RECORDS TO PROCESS

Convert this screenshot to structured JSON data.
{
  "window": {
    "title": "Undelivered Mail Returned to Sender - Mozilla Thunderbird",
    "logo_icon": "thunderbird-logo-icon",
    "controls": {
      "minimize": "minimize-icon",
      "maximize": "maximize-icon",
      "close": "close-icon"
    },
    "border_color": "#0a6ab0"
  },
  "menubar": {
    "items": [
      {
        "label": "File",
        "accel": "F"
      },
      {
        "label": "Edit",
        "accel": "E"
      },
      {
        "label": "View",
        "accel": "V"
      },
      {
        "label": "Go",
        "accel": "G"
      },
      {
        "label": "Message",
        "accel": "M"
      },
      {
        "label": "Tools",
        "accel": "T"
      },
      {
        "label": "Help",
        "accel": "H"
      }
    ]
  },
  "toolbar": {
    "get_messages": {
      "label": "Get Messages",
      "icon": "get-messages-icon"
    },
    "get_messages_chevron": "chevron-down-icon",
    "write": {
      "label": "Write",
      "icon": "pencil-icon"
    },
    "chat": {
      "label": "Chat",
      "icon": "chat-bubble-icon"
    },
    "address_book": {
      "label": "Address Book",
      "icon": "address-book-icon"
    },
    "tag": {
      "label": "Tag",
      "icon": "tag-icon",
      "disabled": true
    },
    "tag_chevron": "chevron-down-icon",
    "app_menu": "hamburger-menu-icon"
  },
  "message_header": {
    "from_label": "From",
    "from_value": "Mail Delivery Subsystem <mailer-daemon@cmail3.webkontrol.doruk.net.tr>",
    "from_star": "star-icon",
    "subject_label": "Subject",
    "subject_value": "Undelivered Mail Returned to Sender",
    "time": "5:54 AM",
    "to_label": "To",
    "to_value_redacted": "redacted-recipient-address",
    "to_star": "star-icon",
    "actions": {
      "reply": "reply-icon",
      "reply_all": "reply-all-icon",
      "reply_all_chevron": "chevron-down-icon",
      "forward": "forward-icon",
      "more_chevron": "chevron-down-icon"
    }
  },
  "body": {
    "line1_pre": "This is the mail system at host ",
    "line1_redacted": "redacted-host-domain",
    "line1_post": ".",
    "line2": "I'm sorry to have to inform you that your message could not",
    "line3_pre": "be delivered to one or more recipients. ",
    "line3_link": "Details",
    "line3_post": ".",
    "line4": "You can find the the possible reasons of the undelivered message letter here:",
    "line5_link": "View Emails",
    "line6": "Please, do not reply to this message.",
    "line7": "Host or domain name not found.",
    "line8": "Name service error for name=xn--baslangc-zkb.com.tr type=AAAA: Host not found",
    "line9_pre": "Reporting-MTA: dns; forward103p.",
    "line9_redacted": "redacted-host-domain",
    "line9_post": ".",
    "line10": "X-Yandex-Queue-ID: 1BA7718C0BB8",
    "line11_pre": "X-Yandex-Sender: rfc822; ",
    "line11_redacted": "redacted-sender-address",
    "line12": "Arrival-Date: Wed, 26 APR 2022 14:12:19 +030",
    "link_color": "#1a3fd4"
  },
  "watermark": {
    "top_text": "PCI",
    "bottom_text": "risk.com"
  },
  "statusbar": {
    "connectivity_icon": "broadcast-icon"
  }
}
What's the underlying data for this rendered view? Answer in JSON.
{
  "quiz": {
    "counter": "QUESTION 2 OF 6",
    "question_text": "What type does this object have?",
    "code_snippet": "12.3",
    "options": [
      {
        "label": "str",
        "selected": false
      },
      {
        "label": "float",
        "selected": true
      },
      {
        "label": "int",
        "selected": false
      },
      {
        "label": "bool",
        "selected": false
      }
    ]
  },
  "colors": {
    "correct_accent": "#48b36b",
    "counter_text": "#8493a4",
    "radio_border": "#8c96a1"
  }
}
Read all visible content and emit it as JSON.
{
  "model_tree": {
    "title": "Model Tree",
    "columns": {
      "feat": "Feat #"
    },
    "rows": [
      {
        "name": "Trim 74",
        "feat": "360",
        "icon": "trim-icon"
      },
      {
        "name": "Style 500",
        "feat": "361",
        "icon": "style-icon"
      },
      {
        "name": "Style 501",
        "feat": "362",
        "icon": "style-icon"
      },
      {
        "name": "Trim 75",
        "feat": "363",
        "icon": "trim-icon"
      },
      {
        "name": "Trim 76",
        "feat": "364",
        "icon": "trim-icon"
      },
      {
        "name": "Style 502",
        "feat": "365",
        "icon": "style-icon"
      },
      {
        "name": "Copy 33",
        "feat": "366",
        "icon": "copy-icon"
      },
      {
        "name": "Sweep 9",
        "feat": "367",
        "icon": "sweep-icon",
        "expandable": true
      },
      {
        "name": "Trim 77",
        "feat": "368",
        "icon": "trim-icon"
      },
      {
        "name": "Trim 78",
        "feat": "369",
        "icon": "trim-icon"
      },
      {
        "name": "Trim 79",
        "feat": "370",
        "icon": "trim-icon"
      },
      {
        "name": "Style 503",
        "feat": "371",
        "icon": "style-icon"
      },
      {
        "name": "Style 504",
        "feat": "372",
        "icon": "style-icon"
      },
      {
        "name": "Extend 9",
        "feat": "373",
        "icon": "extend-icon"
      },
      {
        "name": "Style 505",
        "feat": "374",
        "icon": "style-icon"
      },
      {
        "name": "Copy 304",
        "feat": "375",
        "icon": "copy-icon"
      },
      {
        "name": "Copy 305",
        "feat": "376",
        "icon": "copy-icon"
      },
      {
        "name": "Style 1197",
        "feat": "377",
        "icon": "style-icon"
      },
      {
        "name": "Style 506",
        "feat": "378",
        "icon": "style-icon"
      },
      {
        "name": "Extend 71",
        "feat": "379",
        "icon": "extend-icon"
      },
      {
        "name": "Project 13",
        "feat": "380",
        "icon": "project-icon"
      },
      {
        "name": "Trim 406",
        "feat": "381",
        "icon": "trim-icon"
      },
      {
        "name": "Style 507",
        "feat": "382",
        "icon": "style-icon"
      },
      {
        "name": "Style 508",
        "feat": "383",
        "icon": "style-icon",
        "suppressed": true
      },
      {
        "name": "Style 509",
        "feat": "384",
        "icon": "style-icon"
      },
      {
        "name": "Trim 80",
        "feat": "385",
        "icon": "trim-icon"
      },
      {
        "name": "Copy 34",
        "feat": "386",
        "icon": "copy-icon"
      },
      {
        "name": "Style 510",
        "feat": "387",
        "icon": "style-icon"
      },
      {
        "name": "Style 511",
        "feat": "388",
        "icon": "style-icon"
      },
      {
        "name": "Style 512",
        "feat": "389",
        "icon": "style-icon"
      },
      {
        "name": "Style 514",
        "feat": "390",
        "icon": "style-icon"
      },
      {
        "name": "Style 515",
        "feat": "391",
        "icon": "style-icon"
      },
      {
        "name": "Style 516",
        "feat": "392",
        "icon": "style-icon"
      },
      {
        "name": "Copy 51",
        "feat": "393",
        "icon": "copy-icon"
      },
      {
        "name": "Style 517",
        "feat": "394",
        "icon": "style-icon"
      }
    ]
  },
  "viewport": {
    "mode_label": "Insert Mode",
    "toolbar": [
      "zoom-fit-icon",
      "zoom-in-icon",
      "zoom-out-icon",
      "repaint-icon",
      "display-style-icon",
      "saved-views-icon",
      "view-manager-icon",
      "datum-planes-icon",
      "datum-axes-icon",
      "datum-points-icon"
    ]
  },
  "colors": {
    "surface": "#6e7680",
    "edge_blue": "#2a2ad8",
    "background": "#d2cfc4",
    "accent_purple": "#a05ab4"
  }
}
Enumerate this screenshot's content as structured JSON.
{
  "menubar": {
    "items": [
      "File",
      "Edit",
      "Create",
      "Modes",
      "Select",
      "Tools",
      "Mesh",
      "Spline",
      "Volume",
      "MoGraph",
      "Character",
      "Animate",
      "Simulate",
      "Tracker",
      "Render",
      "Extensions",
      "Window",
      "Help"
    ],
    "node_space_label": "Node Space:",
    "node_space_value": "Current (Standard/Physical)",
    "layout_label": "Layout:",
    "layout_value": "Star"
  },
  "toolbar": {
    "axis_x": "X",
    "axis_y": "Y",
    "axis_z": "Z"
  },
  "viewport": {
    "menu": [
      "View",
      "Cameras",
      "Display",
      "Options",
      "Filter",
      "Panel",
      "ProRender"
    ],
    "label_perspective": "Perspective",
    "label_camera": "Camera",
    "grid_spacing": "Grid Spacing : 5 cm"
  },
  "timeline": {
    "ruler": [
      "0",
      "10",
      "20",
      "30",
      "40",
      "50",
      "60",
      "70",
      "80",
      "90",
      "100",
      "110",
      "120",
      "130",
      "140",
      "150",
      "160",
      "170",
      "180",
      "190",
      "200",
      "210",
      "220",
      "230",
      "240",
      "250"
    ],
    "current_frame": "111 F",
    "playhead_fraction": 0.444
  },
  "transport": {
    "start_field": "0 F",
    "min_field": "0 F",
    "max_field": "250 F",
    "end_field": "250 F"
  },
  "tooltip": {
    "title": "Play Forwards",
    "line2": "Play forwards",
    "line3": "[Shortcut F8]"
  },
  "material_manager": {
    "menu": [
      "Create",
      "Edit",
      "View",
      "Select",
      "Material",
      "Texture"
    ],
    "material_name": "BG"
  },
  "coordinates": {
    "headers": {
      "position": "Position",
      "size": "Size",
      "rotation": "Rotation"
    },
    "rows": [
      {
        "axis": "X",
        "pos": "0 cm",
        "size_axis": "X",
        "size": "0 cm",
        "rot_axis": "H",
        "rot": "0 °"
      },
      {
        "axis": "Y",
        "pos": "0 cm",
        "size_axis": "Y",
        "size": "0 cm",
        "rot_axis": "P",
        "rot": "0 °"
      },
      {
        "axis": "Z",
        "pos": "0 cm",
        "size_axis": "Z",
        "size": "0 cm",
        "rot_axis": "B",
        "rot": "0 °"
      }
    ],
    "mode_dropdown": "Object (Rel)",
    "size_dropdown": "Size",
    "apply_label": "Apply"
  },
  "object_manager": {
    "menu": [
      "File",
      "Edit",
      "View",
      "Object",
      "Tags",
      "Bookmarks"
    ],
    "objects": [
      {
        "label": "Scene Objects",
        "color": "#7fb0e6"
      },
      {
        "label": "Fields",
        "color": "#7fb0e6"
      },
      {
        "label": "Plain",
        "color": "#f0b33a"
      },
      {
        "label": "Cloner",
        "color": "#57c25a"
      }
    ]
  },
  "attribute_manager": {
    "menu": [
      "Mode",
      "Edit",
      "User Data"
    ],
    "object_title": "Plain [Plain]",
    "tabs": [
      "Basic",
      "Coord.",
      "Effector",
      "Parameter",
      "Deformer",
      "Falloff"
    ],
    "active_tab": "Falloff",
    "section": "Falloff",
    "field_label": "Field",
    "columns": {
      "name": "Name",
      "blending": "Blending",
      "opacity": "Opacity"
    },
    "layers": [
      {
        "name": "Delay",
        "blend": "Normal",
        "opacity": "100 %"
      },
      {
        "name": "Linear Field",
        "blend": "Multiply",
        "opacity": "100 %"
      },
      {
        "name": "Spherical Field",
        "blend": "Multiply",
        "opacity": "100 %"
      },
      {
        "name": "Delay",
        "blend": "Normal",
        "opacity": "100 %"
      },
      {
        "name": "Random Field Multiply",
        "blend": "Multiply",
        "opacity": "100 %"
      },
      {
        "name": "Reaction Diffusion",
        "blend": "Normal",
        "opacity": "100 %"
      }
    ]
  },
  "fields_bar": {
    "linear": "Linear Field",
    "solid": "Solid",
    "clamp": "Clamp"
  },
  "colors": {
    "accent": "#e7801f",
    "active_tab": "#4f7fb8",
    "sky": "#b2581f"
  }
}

WORK TO BE COMPLETED
Where a line above holds the string "have", show that line.

WRITTEN ANSWER
    "line2": "I'm sorry to have to inform you that your message could not",
    "question_text": "What type does this object have?",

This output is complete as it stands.